Goal:
Among the records below, find each line that includes the string "watermark" and copy it.

Materials provided:
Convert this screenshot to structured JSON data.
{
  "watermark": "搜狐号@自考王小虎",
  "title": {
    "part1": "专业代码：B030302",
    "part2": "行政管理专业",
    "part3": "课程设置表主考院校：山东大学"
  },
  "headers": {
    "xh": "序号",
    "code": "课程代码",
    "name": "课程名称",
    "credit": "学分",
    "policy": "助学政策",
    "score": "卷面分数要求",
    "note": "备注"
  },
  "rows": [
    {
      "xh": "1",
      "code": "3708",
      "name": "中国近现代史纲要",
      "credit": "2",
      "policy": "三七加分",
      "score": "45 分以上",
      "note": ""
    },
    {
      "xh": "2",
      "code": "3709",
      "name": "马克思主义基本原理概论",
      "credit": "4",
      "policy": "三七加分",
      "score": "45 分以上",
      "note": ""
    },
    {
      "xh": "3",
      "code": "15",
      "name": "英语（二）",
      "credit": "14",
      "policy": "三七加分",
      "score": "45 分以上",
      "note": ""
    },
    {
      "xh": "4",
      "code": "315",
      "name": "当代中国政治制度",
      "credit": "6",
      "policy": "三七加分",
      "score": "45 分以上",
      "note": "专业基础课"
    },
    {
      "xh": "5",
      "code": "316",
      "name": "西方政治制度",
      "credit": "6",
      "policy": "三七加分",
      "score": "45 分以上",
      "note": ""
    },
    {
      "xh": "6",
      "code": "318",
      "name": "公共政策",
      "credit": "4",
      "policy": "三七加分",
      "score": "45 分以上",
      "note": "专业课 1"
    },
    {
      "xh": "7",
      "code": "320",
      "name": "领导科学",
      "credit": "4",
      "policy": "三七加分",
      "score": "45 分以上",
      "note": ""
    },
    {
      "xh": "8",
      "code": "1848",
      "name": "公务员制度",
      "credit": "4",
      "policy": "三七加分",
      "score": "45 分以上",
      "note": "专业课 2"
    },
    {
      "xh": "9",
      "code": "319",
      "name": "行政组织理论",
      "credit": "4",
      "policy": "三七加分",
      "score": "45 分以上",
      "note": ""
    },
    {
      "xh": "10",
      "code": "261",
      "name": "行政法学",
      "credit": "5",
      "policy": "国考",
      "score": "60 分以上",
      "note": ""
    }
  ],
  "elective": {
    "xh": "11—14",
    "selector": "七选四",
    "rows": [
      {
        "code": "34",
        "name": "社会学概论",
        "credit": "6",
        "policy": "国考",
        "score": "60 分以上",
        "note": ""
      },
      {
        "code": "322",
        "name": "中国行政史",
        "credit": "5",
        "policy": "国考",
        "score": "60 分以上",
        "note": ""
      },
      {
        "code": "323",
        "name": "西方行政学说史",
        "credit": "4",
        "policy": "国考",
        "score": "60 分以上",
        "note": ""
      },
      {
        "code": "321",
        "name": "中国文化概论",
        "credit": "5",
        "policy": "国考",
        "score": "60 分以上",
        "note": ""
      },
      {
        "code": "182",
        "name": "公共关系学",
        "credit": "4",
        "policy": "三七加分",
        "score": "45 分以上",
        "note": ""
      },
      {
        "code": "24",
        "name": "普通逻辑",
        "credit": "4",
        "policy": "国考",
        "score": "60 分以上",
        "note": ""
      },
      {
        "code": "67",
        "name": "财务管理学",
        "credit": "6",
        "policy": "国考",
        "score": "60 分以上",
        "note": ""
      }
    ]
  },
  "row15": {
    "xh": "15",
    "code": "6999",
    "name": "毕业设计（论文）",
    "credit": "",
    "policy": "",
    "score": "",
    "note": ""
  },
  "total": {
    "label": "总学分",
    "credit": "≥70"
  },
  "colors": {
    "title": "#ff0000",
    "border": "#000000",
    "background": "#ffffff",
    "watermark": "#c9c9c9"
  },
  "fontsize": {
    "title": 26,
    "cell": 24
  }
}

The result:
  "watermark": "搜狐号@自考王小虎",
    "watermark": "#c9c9c9"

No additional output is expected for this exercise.